* _THE REQUEST_
Transcribe each record exactly. Include every one.

* _DATA SHOWN_
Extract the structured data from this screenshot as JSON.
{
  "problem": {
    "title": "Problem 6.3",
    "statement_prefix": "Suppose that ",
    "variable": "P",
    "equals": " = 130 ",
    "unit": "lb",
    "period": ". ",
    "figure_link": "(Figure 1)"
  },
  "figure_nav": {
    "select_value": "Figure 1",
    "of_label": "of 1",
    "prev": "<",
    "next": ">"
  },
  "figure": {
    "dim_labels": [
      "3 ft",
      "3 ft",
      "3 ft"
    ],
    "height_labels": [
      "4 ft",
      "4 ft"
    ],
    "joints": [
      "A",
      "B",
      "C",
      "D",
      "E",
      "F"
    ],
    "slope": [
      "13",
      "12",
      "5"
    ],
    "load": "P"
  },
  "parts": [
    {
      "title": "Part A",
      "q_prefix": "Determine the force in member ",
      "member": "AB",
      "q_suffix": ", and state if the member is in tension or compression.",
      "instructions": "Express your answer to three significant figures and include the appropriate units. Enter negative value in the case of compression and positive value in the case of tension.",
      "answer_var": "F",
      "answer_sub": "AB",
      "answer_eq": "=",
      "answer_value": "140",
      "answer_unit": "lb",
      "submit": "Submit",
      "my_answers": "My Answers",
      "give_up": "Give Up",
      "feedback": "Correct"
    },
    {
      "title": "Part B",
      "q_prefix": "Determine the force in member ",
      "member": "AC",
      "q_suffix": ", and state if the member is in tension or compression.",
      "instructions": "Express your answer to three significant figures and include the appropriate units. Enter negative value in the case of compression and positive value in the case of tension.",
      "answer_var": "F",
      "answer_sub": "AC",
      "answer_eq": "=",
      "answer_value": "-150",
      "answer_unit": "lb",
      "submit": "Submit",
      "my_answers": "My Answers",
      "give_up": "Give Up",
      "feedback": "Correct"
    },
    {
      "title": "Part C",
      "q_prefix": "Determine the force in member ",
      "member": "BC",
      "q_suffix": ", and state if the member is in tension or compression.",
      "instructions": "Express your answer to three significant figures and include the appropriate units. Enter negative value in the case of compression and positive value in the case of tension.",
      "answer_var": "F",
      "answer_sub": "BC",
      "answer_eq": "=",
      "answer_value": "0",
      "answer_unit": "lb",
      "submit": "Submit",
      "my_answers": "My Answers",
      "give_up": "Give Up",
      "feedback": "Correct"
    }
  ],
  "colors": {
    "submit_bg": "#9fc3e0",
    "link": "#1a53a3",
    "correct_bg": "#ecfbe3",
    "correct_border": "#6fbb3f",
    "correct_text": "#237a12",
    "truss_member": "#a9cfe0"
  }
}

* _THE SOLUTION_
Extract the structured data from this screenshot as JSON.
{
  "problem": {
    "title": "Problem 6.3",
    "statement_prefix": "Suppose that ",
    "variable": "P",
    "equals": " = 130 ",
    "unit": "lb",
    "period": ". ",
    "figure_link": "(Figure 1)"
  },
  "figure_nav": {
    "select_value": "Figure 1",
    "of_label": "of 1",
    "prev": "<",
    "next": ">"
  },
  "figure": {
    "dim_labels": [
      "3 ft",
      "3 ft",
      "3 ft"
    ],
    "height_labels": [
      "4 ft",
      "4 ft"
    ],
    "joints": [
      "A",
      "B",
      "C",
      "D",
      "E",
      "F"
    ],
    "slope": [
      "13",
      "12",
      "5"
    ],
    "load": "P"
  },
  "parts": [
    {
      "title": "Part A",
      "q_prefix": "Determine the force in member ",
      "member": "AB",
      "q_suffix": ", and state if the member is in tension or compression.",
      "instructions": "Express your answer to three significant figures and include the appropriate units. Enter negative value in the case of compression and positive value in the case of tension.",
      "answer_var": "F",
      "answer_sub": "AB",
      "answer_eq": "=",
      "answer_value": "140",
      "answer_unit": "lb",
      "submit": "Submit",
      "my_answers": "My Answers",
      "give_up": "Give Up",
      "feedback": "Correct"
    },
    {
      "title": "Part B",
      "q_prefix": "Determine the force in member ",
      "member": "AC",
      "q_suffix": ", and state if the member is in tension or compression.",
      "instructions": "Express your answer to three significant figures and include the appropriate units. Enter negative value in the case of compression and positive value in the case of tension.",
      "answer_var": "F",
      "answer_sub": "AC",
      "answer_eq": "=",
      "answer_value": "-150",
      "answer_unit": "lb",
      "submit": "Submit",
      "my_answers": "My Answers",
      "give_up": "Give Up",
      "feedback": "Correct"
    },
    {
      "title": "Part C",
      "q_prefix": "Determine the force in member ",
      "member": "BC",
      "q_suffix": ", and state if the member is in tension or compression.",
      "instructions": "Express your answer to three significant figures and include the appropriate units. Enter negative value in the case of compression and positive value in the case of tension.",
      "answer_var": "F",
      "answer_sub": "BC",
      "answer_eq": "=",
      "answer_value": "0",
      "answer_unit": "lb",
      "submit": "Submit",
      "my_answers": "My Answers",
      "give_up": "Give Up",
      "feedback": "Correct"
    }
  ],
  "colors": {
    "submit_bg": "#9fc3e0",
    "link": "#1a53a3",
    "correct_bg": "#ecfbe3",
    "correct_border": "#6fbb3f",
    "correct_text": "#237a12",
    "truss_member": "#a9cfe0"
  }
}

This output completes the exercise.